Read through the records below and copy each line that uses the word "内阻等于".

[BEGIN Extracted data]

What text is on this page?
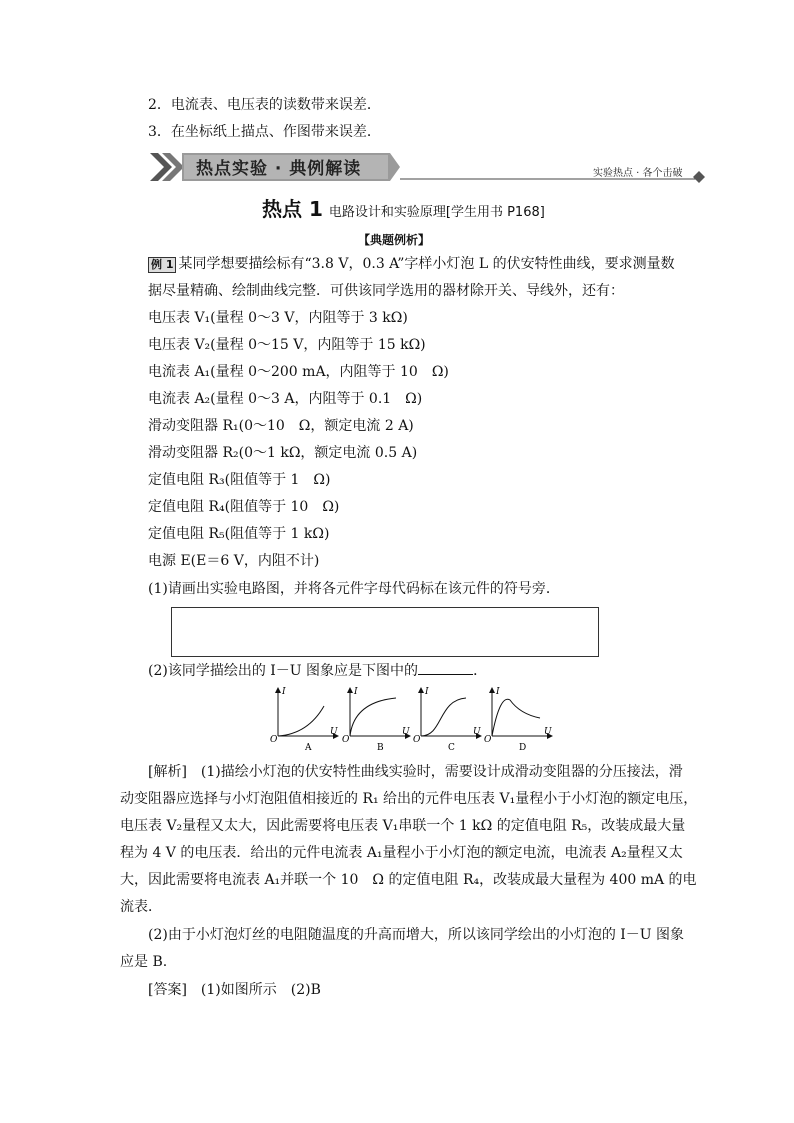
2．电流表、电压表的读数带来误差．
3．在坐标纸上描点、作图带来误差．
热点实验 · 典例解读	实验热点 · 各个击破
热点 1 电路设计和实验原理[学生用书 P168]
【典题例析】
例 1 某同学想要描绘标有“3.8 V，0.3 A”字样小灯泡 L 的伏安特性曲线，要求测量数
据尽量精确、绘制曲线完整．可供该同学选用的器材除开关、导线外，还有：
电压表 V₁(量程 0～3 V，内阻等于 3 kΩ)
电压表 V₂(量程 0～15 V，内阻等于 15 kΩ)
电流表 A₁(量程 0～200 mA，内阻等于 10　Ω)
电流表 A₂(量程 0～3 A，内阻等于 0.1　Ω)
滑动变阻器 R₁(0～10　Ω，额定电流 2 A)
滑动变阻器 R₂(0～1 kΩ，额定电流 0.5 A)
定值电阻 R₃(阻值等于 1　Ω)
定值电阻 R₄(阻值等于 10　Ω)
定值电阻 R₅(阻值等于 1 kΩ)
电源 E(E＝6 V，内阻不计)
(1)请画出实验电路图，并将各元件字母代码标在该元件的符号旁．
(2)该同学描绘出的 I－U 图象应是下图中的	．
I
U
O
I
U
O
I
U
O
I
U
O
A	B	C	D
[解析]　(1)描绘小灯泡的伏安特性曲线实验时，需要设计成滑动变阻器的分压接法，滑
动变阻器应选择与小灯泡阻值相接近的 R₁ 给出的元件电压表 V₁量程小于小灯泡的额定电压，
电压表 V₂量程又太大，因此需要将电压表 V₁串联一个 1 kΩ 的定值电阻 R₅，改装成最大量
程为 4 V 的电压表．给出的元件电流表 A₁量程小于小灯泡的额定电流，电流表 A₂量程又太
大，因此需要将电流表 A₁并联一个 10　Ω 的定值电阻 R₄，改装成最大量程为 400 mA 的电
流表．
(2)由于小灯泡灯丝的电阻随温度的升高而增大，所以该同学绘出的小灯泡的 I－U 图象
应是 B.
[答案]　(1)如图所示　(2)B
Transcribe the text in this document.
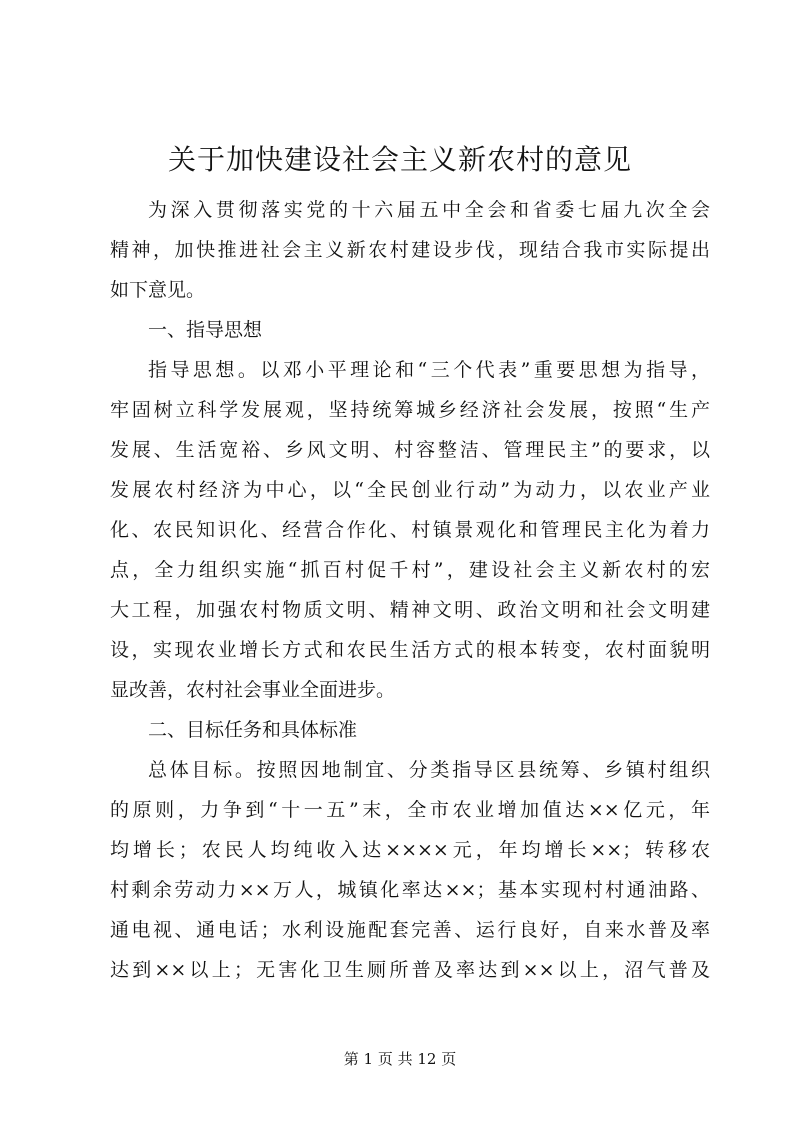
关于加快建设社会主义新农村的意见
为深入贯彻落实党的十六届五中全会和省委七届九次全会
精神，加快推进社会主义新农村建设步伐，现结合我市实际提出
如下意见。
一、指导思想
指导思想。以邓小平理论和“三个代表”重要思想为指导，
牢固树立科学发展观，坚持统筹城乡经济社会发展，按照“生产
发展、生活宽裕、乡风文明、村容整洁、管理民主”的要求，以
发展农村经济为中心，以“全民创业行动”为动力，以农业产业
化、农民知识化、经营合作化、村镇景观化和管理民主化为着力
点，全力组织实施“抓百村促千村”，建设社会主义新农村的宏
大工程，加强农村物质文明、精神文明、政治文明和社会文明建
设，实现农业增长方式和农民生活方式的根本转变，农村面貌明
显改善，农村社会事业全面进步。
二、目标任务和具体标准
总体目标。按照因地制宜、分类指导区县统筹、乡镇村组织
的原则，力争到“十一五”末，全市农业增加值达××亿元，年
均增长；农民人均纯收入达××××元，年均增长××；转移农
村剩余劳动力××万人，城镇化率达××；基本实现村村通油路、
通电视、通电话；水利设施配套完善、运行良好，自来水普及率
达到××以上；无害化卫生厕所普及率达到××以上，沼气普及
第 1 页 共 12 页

[END Extracted data]

Solution for this task:
电压表 V₁(量程 0～3 V，内阻等于 3 kΩ)
电压表 V₂(量程 0～15 V，内阻等于 15 kΩ)
电流表 A₁(量程 0～200 mA，内阻等于 10　Ω)
电流表 A₂(量程 0～3 A，内阻等于 0.1　Ω)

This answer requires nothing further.